start

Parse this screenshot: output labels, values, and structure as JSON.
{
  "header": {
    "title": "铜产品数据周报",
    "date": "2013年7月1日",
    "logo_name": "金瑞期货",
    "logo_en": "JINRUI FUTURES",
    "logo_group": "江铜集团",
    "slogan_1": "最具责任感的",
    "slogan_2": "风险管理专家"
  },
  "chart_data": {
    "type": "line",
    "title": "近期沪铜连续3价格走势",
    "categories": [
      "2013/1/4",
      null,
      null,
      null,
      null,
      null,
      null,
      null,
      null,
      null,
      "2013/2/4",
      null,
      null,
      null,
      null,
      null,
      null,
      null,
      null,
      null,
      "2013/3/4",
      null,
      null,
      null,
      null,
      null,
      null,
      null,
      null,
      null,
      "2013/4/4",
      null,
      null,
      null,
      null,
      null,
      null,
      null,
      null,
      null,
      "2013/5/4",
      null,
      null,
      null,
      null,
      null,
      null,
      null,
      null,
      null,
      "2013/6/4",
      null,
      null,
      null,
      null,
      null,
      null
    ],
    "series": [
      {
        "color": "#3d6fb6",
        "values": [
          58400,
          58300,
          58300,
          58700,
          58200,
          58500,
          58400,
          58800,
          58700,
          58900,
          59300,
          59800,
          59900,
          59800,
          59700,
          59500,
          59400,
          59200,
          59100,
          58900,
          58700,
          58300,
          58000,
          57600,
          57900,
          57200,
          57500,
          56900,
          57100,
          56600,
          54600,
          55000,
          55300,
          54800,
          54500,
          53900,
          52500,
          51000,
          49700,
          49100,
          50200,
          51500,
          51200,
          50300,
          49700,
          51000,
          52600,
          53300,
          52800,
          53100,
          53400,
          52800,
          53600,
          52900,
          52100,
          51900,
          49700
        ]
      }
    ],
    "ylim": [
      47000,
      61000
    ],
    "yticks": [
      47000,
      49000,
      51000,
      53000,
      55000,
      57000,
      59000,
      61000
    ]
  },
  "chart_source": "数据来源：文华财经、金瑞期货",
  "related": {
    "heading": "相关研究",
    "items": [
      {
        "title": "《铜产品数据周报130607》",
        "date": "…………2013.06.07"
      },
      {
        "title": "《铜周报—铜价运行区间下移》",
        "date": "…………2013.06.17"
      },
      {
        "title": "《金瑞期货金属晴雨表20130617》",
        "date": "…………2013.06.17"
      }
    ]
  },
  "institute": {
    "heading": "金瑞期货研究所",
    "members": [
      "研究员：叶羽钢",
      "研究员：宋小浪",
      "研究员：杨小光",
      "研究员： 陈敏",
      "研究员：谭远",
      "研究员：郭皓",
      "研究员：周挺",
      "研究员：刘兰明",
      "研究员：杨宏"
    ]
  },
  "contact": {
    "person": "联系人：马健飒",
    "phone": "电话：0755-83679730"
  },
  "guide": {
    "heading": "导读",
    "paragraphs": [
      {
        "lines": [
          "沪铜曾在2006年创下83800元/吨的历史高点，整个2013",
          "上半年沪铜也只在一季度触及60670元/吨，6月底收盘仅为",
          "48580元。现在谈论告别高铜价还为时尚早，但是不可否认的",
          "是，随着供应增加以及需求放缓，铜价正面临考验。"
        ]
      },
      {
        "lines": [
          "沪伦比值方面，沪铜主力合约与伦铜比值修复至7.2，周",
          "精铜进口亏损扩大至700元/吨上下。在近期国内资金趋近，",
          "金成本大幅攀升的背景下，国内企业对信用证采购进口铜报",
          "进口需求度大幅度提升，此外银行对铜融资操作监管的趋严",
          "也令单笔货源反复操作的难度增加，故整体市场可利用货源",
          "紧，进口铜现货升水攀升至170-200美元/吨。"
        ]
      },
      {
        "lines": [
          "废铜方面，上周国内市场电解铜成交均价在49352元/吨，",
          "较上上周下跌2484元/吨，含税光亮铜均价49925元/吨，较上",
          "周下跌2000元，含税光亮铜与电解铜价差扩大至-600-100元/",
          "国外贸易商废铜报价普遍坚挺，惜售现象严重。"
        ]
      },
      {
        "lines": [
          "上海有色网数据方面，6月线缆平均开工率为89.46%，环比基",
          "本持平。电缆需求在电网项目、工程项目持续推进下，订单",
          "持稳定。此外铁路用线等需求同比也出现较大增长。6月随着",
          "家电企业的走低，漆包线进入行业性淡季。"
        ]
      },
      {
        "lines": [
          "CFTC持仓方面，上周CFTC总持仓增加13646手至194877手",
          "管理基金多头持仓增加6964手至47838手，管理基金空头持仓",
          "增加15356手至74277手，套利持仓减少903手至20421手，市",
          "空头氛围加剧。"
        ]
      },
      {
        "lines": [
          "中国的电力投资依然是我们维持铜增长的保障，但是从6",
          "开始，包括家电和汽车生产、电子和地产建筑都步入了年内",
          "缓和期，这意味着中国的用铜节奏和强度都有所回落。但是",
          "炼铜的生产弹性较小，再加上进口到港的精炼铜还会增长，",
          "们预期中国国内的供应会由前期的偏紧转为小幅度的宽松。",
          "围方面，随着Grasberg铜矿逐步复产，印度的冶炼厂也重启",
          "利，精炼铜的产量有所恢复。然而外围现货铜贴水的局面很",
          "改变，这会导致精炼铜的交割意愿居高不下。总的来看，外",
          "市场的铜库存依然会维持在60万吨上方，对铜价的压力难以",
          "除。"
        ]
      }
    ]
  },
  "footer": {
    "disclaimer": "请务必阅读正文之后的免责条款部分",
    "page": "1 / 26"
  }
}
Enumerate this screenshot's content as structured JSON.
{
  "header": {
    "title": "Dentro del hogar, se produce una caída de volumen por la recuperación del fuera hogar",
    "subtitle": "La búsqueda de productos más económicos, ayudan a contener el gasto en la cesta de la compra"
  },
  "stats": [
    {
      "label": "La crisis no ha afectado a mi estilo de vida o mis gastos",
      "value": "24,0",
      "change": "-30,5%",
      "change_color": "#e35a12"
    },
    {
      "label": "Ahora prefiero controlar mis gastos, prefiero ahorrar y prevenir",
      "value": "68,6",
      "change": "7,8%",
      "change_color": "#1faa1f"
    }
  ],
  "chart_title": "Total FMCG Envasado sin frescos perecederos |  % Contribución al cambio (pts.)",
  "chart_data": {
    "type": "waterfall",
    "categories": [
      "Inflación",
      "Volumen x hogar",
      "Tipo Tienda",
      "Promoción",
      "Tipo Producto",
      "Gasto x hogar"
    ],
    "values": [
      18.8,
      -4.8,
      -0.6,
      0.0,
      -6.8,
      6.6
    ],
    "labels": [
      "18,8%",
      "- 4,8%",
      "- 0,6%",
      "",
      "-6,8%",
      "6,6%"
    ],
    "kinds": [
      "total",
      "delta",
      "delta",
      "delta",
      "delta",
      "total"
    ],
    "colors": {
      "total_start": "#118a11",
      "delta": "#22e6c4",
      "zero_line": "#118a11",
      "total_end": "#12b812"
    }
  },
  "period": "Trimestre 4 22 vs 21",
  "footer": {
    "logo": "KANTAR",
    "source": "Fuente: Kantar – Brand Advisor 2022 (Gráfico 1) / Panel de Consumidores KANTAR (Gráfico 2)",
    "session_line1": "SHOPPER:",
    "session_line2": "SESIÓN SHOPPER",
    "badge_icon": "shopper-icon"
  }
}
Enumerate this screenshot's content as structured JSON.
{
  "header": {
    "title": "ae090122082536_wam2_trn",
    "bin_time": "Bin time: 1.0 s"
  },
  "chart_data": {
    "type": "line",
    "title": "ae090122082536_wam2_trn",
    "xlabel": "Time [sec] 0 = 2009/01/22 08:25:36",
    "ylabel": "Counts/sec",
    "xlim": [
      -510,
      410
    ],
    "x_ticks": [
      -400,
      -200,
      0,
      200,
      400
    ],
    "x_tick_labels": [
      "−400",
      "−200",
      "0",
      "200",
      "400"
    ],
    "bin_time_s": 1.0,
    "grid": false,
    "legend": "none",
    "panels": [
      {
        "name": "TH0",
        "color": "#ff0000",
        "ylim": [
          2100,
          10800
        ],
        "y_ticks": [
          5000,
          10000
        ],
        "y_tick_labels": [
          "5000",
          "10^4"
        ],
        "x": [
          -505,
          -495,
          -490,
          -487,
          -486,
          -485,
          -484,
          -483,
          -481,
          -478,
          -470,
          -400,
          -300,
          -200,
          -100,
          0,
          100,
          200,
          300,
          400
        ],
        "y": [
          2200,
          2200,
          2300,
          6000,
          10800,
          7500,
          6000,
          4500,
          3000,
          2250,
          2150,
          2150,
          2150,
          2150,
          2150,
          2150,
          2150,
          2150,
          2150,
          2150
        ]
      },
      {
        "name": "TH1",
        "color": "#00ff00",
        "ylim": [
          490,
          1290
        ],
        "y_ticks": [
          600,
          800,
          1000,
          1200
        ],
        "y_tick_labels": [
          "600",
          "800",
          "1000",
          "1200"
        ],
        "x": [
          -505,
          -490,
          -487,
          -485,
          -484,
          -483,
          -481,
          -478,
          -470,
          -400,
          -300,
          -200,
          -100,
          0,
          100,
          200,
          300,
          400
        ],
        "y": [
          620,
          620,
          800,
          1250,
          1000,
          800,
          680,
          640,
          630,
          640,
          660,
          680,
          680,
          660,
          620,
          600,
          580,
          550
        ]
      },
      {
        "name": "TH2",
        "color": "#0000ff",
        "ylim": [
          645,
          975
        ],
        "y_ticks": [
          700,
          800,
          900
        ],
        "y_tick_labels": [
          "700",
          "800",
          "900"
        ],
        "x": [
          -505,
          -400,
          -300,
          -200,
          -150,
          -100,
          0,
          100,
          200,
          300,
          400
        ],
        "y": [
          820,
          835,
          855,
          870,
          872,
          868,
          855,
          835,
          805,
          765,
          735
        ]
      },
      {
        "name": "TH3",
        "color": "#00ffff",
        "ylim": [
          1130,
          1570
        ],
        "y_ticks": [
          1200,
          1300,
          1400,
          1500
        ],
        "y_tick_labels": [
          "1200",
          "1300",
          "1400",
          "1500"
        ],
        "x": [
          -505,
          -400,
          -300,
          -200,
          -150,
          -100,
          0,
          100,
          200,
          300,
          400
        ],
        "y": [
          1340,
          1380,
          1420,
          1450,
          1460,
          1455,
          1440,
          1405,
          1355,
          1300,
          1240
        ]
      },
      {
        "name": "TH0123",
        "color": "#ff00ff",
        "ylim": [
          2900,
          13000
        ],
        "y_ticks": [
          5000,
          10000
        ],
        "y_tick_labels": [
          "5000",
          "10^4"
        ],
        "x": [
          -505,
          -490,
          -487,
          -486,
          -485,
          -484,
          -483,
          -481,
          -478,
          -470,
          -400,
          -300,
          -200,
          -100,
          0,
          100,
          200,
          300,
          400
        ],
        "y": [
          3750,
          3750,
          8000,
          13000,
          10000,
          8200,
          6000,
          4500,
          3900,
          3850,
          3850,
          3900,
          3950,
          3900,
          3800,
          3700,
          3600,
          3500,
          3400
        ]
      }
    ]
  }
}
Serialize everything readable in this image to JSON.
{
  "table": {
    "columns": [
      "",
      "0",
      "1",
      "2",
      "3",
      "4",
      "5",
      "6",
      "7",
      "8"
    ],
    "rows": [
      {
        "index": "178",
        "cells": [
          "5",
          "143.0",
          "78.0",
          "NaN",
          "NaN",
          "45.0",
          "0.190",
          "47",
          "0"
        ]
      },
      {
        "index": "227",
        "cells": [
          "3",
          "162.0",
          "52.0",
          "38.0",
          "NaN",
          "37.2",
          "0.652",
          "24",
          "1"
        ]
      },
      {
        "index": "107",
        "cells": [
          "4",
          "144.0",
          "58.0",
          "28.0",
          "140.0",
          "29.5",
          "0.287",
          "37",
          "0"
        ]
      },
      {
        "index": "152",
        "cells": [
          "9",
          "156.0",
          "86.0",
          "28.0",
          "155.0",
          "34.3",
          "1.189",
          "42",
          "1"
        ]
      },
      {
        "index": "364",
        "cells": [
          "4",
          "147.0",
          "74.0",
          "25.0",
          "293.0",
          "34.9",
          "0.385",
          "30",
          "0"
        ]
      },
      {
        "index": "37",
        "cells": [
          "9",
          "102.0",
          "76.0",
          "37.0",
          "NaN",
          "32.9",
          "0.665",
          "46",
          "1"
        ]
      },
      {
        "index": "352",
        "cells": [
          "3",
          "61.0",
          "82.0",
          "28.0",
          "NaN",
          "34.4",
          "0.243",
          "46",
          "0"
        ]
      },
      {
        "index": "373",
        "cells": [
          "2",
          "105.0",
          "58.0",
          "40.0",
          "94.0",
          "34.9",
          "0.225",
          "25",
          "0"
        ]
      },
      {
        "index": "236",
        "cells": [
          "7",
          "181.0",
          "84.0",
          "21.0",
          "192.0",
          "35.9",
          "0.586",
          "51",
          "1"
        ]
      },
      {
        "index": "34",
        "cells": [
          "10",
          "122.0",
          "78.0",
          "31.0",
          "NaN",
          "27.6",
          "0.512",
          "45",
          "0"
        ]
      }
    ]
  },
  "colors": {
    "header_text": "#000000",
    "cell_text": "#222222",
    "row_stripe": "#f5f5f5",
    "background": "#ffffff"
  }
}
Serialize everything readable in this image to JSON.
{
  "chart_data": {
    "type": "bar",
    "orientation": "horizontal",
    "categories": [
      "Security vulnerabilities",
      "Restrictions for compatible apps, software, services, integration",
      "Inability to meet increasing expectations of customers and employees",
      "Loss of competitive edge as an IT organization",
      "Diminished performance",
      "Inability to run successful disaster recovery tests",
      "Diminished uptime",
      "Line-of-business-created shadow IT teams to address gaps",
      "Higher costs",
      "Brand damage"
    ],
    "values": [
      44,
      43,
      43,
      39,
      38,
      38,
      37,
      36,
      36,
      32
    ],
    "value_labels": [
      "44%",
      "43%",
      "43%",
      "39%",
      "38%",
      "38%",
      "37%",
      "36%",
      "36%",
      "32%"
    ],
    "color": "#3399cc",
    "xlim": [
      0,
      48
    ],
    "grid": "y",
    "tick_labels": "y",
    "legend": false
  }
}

end

**Goal of the exercise**
Return nothing except the number of lines that include the string "gastos".

**Exercise result**
2